= WORK TO DO =
Transcribe every line exactly and omit anything that is a picture.

= RECORDS FOR THIS TASK =
____________________

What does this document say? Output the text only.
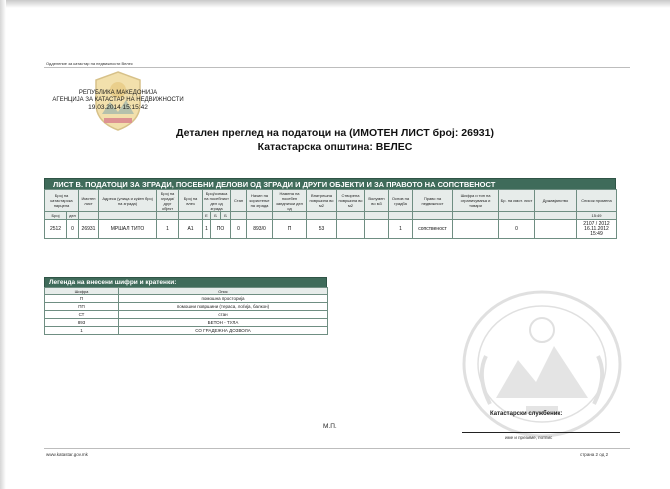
Одделение за катастар на недвижности Велес
РЕПУБЛИКА МАКЕДОНИЈА
АГЕНЦИЈА ЗА КАТАСТАР НА НЕДВИЖНОСТИ
19.03.2014 15:15:42
Детален преглед на податоци на (ИМОТЕН ЛИСТ број: 26931)
Катастарска општина: ВЕЛЕС
ЛИСТ В. ПОДАТОЦИ ЗА ЗГРАДИ, ПОСЕБНИ ДЕЛОВИ ОД ЗГРАДИ И ДРУГИ ОБЈЕКТИ И ЗА ПРАВОТО НА СОПСТВЕНОСТ
Број на катастарска парцела		Имотен лист	Адреса (улица и куќен број на зграда)	Број на зграда/друг објект	Број на влез	Број/ознака на посебниот дел од зграда			Стан	Начин на користење на зграда	Намена на посебен заеднички дел од	Внатрешна површина во м2	Створена површина во м2	Волумен во м3	Основ на градба	Право на недвижност	Шифра и тип на ограничувања и товари	Бр. на имот. лист	Државјанство	Список промена
Број	дел					Е	Б	Б												15:49
2512	0	26931	МРШАЛ ТИТО	1	А1	1	ПО		0	893/0	П	53			1	сопственост		0		2107 / 2012 16.11.2012 15:49
Легенда на внесени шифри и кратенки:
Шифра	Опис
П	помошна просторија
ПП	помошни површини (тераса, лоѓија, балкон)
СТ	стан
893	БЕТОН - ТУЛА
1	СО ГРАДЕЖНА ДОЗВОЛА
М.П.
Катастарски службеник:
име и презиме, потпис
www.katastar.gov.mk	страна 2 од 2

____________________

= RESPONSE FOR THIS EXERCISE =
What does this document say? Output the text only.
Одделение за катастар на недвижности Велес
РЕПУБЛИКА МАКЕДОНИЈА
АГЕНЦИЈА ЗА КАТАСТАР НА НЕДВИЖНОСТИ
19.03.2014 15:15:42
Детален преглед на податоци на (ИМОТЕН ЛИСТ број: 26931)
Катастарска општина: ВЕЛЕС
ЛИСТ В. ПОДАТОЦИ ЗА ЗГРАДИ, ПОСЕБНИ ДЕЛОВИ ОД ЗГРАДИ И ДРУГИ ОБЈЕКТИ И ЗА ПРАВОТО НА СОПСТВЕНОСТ
Број на катастарска парцела		Имотен лист	Адреса (улица и куќен број на зграда)	Број на зграда/друг објект	Број на влез	Број/ознака на посебниот дел од зграда			Стан	Начин на користење на зграда	Намена на посебен заеднички дел од	Внатрешна површина во м2	Створена површина во м2	Волумен во м3	Основ на градба	Право на недвижност	Шифра и тип на ограничувања и товари	Бр. на имот. лист	Државјанство	Список промена
Број	дел					Е	Б	Б												15:49
2512	0	26931	МРШАЛ ТИТО	1	А1	1	ПО		0	893/0	П	53			1	сопственост		0		2107 / 2012 16.11.2012 15:49
Легенда на внесени шифри и кратенки:
Шифра	Опис
П	помошна просторија
ПП	помошни површини (тераса, лоѓија, балкон)
СТ	стан
893	БЕТОН - ТУЛА
1	СО ГРАДЕЖНА ДОЗВОЛА
М.П.
Катастарски службеник:
име и презиме, потпис
www.katastar.gov.mk	страна 2 од 2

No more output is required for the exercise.